→ What you should do:
Write out each line that follows exactly as it stands, without the pictures.

→ Records provided:

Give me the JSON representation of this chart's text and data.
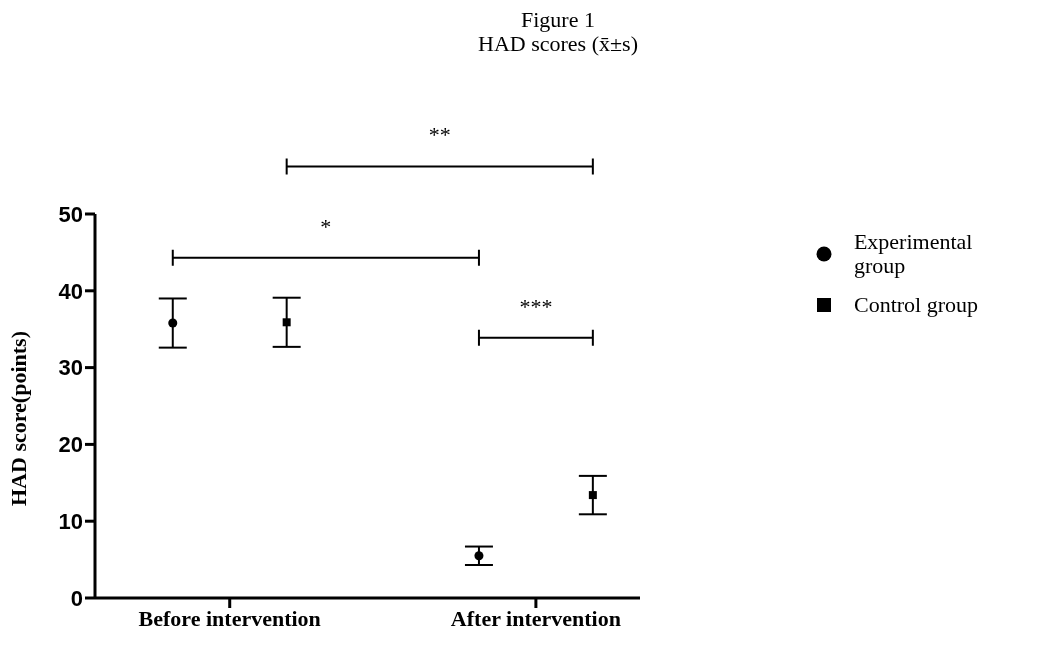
{
  "chart_data": {
    "type": "scatter",
    "title": "Figure 1",
    "subtitle": "HAD scores (x̄±s)",
    "ylabel": "HAD score(points)",
    "categories": [
      "Before intervention",
      "After intervention"
    ],
    "series": [
      {
        "name": "Experimental group",
        "color": "#000000",
        "marker": "circle",
        "values": [
          35.8,
          5.5
        ],
        "errors": [
          3.2,
          1.2
        ]
      },
      {
        "name": "Control group",
        "color": "#000000",
        "marker": "square",
        "values": [
          35.9,
          13.4
        ],
        "errors": [
          3.2,
          2.5
        ]
      }
    ],
    "ylim": [
      0,
      50
    ],
    "yticks": [
      0,
      10,
      20,
      30,
      40,
      50
    ],
    "grid": false,
    "legend": "right",
    "annotations": [
      "*",
      "**",
      "***"
    ]
  }
}
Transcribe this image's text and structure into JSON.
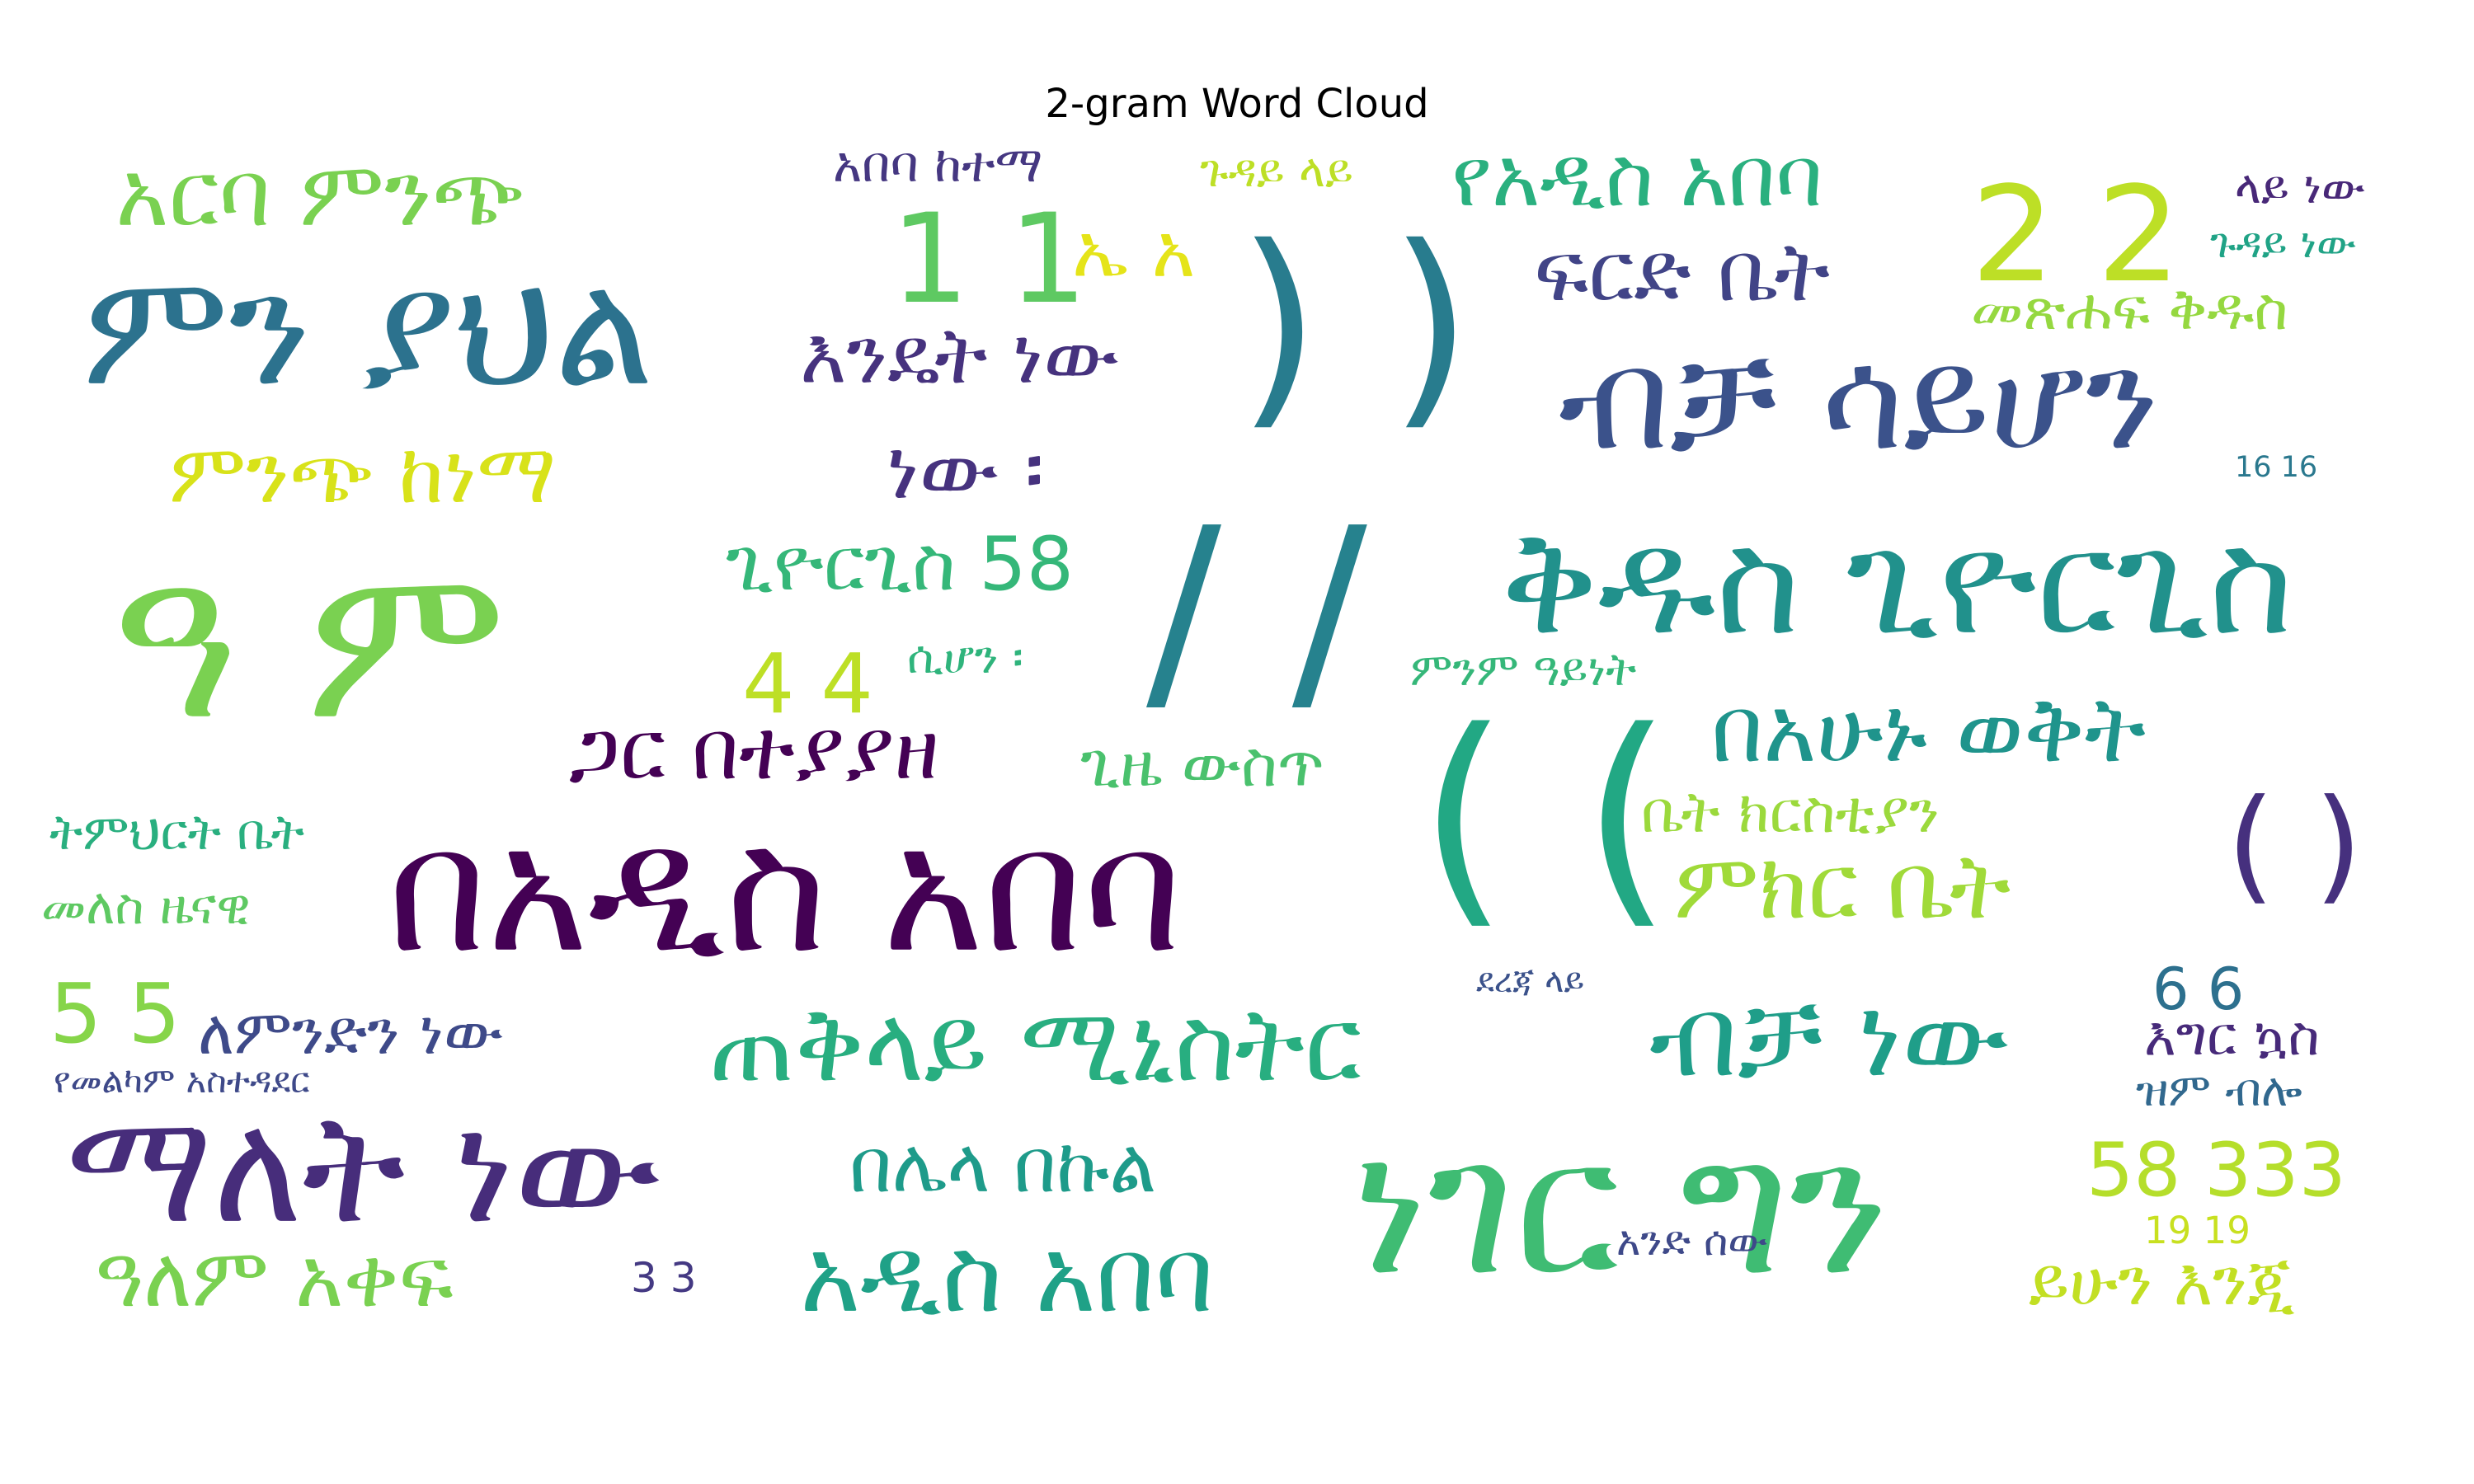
{
  "title": "2-gram Word Cloud",
  "words": [
    {
      "text": "ዓ ም",
      "color": "#7ad151"
    },
    {
      "text": "በአዲስ አበባ",
      "color": "#440154"
    },
    {
      "text": "ነገር ግን",
      "color": "#3fbc73"
    },
    {
      "text": "ምን ያህል",
      "color": "#2c728e"
    },
    {
      "text": "ማለት ነው",
      "color": "#472d7b"
    },
    {
      "text": "ቅዱስ ጊዮርጊስ",
      "color": "#21918c"
    },
    {
      "text": "ብቻ ሳይሆን",
      "color": "#3b528b"
    },
    {
      "text": "ጠቅላይ ሚኒስትር",
      "color": "#28ae80"
    },
    {
      "text": "ብቻ ነው",
      "color": "#1f9e89"
    },
    {
      "text": "/ /",
      "color": "#26828e"
    },
    {
      "text": ") )",
      "color": "#287c8e"
    },
    {
      "text": "( (",
      "color": "#22a884"
    },
    {
      "text": "ጋር በተያያዘ",
      "color": "#440154"
    },
    {
      "text": "አዲስ አበባ",
      "color": "#1fa187"
    },
    {
      "text": "በአሁኑ ወቅት",
      "color": "#1f948c"
    },
    {
      "text": "አርባ ምንጭ",
      "color": "#7ad151"
    },
    {
      "text": "እንዴት ነው",
      "color": "#46327e"
    },
    {
      "text": "ምንጭ ከነማ",
      "color": "#d8e219"
    },
    {
      "text": "የአዲስ አበባ",
      "color": "#2ab07f"
    },
    {
      "text": "2 2",
      "color": "#bddf26"
    },
    {
      "text": "1 1",
      "color": "#5ec962"
    },
    {
      "text": "ምክር ቤት",
      "color": "#a0da39"
    },
    {
      "text": "ፍርድ ቤት",
      "color": "#414487"
    },
    {
      "text": "ዓለም አቀፍ",
      "color": "#7ad151"
    },
    {
      "text": "በሌላ በኩል",
      "color": "#1e9b8a"
    },
    {
      "text": "ጊዮርጊስ 58",
      "color": "#35b779"
    },
    {
      "text": "ለምንድን ነው",
      "color": "#3e4a89"
    },
    {
      "text": "58 333",
      "color": "#b5de2b"
    },
    {
      "text": "ይሁን እንጂ",
      "color": "#c2df23"
    },
    {
      "text": "( )",
      "color": "#46307e"
    },
    {
      "text": "ነው ፡",
      "color": "#46327e"
    },
    {
      "text": "5 5",
      "color": "#86d549"
    },
    {
      "text": "ጊዜ ውስጥ",
      "color": "#4ac16d"
    },
    {
      "text": "መጽሐፍ ቅዱስ",
      "color": "#95d840"
    },
    {
      "text": "ቤት ክርስቲያን",
      "color": "#9bd93c"
    },
    {
      "text": "ኤ አ",
      "color": "#e5e419"
    },
    {
      "text": "4 4",
      "color": "#bddf26"
    },
    {
      "text": "መለስ ዜናዊ",
      "color": "#5ec962"
    },
    {
      "text": "ትምህርት ቤት",
      "color": "#29af7f"
    },
    {
      "text": "እግር ኳስ",
      "color": "#472a7a"
    },
    {
      "text": "6 6",
      "color": "#2d708e"
    },
    {
      "text": "አበባ ከተማ",
      "color": "#453781"
    },
    {
      "text": "ጉዳይ ላይ",
      "color": "#bddf26"
    },
    {
      "text": "ላይ ነው",
      "color": "#482878"
    },
    {
      "text": "ጉዳይ ነው",
      "color": "#20a386"
    },
    {
      "text": "ሲሆን ፡",
      "color": "#2fb47c"
    },
    {
      "text": "ምንም ዓይነት",
      "color": "#35b779"
    },
    {
      "text": "ዝም ብሎ",
      "color": "#31688e"
    },
    {
      "text": "አንድ ሰው",
      "color": "#3e4989"
    },
    {
      "text": "19 19",
      "color": "#c8e020"
    },
    {
      "text": "16 16",
      "color": "#2a788e"
    },
    {
      "text": "ደረጃ ላይ",
      "color": "#3b528b"
    },
    {
      "text": "የመልካም አስተዳደር",
      "color": "#3e4989"
    },
    {
      "text": "3 3",
      "color": "#443983"
    }
  ]
}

→ Output below:
Give me the JSON representation of this chart's text and data.
{
  "chart_data": {
    "type": "scatter",
    "title": "Figure 1",
    "subtitle": "HAD scores (x̄±s)",
    "ylabel": "HAD score(points)",
    "categories": [
      "Before intervention",
      "After intervention"
    ],
    "series": [
      {
        "name": "Experimental group",
        "color": "#000000",
        "marker": "circle",
        "values": [
          35.8,
          5.5
        ],
        "errors": [
          3.2,
          1.2
        ]
      },
      {
        "name": "Control group",
        "color": "#000000",
        "marker": "square",
        "values": [
          35.9,
          13.4
        ],
        "errors": [
          3.2,
          2.5
        ]
      }
    ],
    "ylim": [
      0,
      50
    ],
    "yticks": [
      0,
      10,
      20,
      30,
      40,
      50
    ],
    "grid": false,
    "legend": "right",
    "annotations": [
      "*",
      "**",
      "***"
    ]
  }
}
Transcribe this image's text and structure into JSON.
{
  "title": "2-gram Word Cloud",
  "words": [
    {
      "text": "ዓ ም",
      "color": "#7ad151"
    },
    {
      "text": "በአዲስ አበባ",
      "color": "#440154"
    },
    {
      "text": "ነገር ግን",
      "color": "#3fbc73"
    },
    {
      "text": "ምን ያህል",
      "color": "#2c728e"
    },
    {
      "text": "ማለት ነው",
      "color": "#472d7b"
    },
    {
      "text": "ቅዱስ ጊዮርጊስ",
      "color": "#21918c"
    },
    {
      "text": "ብቻ ሳይሆን",
      "color": "#3b528b"
    },
    {
      "text": "ጠቅላይ ሚኒስትር",
      "color": "#28ae80"
    },
    {
      "text": "ብቻ ነው",
      "color": "#1f9e89"
    },
    {
      "text": "/ /",
      "color": "#26828e"
    },
    {
      "text": ") )",
      "color": "#287c8e"
    },
    {
      "text": "( (",
      "color": "#22a884"
    },
    {
      "text": "ጋር በተያያዘ",
      "color": "#440154"
    },
    {
      "text": "አዲስ አበባ",
      "color": "#1fa187"
    },
    {
      "text": "በአሁኑ ወቅት",
      "color": "#1f948c"
    },
    {
      "text": "አርባ ምንጭ",
      "color": "#7ad151"
    },
    {
      "text": "እንዴት ነው",
      "color": "#46327e"
    },
    {
      "text": "ምንጭ ከነማ",
      "color": "#d8e219"
    },
    {
      "text": "የአዲስ አበባ",
      "color": "#2ab07f"
    },
    {
      "text": "2 2",
      "color": "#bddf26"
    },
    {
      "text": "1 1",
      "color": "#5ec962"
    },
    {
      "text": "ምክር ቤት",
      "color": "#a0da39"
    },
    {
      "text": "ፍርድ ቤት",
      "color": "#414487"
    },
    {
      "text": "ዓለም አቀፍ",
      "color": "#7ad151"
    },
    {
      "text": "በሌላ በኩል",
      "color": "#1e9b8a"
    },
    {
      "text": "ጊዮርጊስ 58",
      "color": "#35b779"
    },
    {
      "text": "ለምንድን ነው",
      "color": "#3e4a89"
    },
    {
      "text": "58 333",
      "color": "#b5de2b"
    },
    {
      "text": "ይሁን እንጂ",
      "color": "#c2df23"
    },
    {
      "text": "( )",
      "color": "#46307e"
    },
    {
      "text": "ነው ፡",
      "color": "#46327e"
    },
    {
      "text": "5 5",
      "color": "#86d549"
    },
    {
      "text": "ጊዜ ውስጥ",
      "color": "#4ac16d"
    },
    {
      "text": "መጽሐፍ ቅዱስ",
      "color": "#95d840"
    },
    {
      "text": "ቤት ክርስቲያን",
      "color": "#9bd93c"
    },
    {
      "text": "ኤ አ",
      "color": "#e5e419"
    },
    {
      "text": "4 4",
      "color": "#bddf26"
    },
    {
      "text": "መለስ ዜናዊ",
      "color": "#5ec962"
    },
    {
      "text": "ትምህርት ቤት",
      "color": "#29af7f"
    },
    {
      "text": "እግር ኳስ",
      "color": "#472a7a"
    },
    {
      "text": "6 6",
      "color": "#2d708e"
    },
    {
      "text": "አበባ ከተማ",
      "color": "#453781"
    },
    {
      "text": "ጉዳይ ላይ",
      "color": "#bddf26"
    },
    {
      "text": "ላይ ነው",
      "color": "#482878"
    },
    {
      "text": "ጉዳይ ነው",
      "color": "#20a386"
    },
    {
      "text": "ሲሆን ፡",
      "color": "#2fb47c"
    },
    {
      "text": "ምንም ዓይነት",
      "color": "#35b779"
    },
    {
      "text": "ዝም ብሎ",
      "color": "#31688e"
    },
    {
      "text": "አንድ ሰው",
      "color": "#3e4989"
    },
    {
      "text": "19 19",
      "color": "#c8e020"
    },
    {
      "text": "16 16",
      "color": "#2a788e"
    },
    {
      "text": "ደረጃ ላይ",
      "color": "#3b528b"
    },
    {
      "text": "የመልካም አስተዳደር",
      "color": "#3e4989"
    },
    {
      "text": "3 3",
      "color": "#443983"
    }
  ]
}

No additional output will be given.